STATED EXERCISE 1: Copy the rows verbatim, from the first line of the rows through the line containing "running-title: الجزء٩ من".

SELECTED EXCERPT:
Installing for package locking

  • Verify that the environment is compatible with package-lock.requires-python; if it isn’t an error MUST be raised.
  • If no way to install a required package is found, an error MUST be raised.
Example workflow
  • Verify that the environment is compatible with package-lock.requires-python; if it isn’t an error MUST be raised.
  • Iterate through each entry in [packages]].
  • For each entry, if there’s a packages.marker key, evaluate the expression.
    • If the expression is false, then move on.
    • Otherwise the package entry must be installed somehow.
  • Iterate through the files listed in [[packages.files]], looking for the “best” file to install.
  • If no file is found, check for [packages.vcs].
  • It no VCS is found, check for packages.directory.
  • If no match is found, an error MUST be raised.
  • Find and verify the selected files and/or VCS entries based on their hash or commit ID as appropriate.
  • If the match is a source distribution or VCS and [[packages.build-requires]] is provided, repeat the above as appropriate to build the package.
  • Install the selected files.

Backwards Compatibility

Because there is no preexisting lock file format, there are no explicit backwards-compatibility concerns in terms of Python packaging standards.

As for packaging tools themselves, that will be a per-tool decision. For tools that don’t document their lock file format, they could choose to simply start using the format internally and then transition to saving their lock files with a name supported by this PEP. For tools with a preexisting, documented format, they could provide an option to choose which format to emit.

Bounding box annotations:

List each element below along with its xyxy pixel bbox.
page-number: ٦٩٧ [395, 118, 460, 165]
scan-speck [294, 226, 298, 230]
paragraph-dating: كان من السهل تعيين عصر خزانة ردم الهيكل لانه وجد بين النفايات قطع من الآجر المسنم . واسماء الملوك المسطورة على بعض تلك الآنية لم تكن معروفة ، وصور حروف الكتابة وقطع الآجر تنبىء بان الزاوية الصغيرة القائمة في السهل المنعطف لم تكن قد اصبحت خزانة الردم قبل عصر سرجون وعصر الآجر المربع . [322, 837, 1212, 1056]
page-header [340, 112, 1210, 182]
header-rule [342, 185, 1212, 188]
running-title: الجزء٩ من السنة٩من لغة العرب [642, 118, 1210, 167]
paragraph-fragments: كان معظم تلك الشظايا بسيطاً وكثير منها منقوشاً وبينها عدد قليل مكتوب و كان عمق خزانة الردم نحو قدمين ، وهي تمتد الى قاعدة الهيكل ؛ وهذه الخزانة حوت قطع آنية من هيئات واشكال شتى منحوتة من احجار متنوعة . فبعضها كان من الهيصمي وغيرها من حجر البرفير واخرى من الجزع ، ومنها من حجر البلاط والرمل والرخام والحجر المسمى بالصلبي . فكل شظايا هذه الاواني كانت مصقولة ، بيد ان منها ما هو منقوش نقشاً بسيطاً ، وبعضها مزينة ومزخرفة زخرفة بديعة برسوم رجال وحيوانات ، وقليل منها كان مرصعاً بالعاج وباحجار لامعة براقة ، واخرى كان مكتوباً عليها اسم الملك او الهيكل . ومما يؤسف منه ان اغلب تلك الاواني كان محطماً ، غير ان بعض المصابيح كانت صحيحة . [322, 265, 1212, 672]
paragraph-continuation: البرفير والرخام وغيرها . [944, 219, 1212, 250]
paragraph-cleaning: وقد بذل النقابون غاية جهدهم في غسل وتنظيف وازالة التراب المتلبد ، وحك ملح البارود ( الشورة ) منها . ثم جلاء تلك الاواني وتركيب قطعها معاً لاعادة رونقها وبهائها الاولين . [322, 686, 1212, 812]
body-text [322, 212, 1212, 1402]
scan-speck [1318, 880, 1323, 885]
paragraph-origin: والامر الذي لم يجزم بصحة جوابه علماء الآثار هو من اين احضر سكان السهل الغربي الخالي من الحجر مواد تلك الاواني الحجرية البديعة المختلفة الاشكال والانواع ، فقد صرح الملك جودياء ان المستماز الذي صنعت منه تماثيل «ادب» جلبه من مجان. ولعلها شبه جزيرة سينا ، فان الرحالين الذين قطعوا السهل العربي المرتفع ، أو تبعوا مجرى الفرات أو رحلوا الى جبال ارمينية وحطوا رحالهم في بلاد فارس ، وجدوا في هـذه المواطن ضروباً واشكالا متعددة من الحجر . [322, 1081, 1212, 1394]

STATED EXERCISE 2:
Answer these questions from the package-locking excerpt:
(a) What must happen if the environment is not compatible with package-lock.requires-python?
(b) Why are there no explicit backwards-compatibility concerns in terms of Python packaging standards?
(c) What could tools with a preexisting, documented lock file format provide?

FINISHED ANSWER 1:
List each element below along with its xyxy pixel bbox.
page-number: ٦٩٧ [395, 118, 460, 165]
scan-speck [294, 226, 298, 230]
paragraph-dating: كان من السهل تعيين عصر خزانة ردم الهيكل لانه وجد بين النفايات قطع من الآجر المسنم . واسماء الملوك المسطورة على بعض تلك الآنية لم تكن معروفة ، وصور حروف الكتابة وقطع الآجر تنبىء بان الزاوية الصغيرة القائمة في السهل المنعطف لم تكن قد اصبحت خزانة الردم قبل عصر سرجون وعصر الآجر المربع . [322, 837, 1212, 1056]
page-header [340, 112, 1210, 182]
header-rule [342, 185, 1212, 188]
running-title: الجزء٩ من السنة٩من لغة العرب [642, 118, 1210, 167]

FINISHED ANSWER 2:
(a) An error must be raised.
(b) Because there is no preexisting lock file format.
(c) An option to choose which format to emit.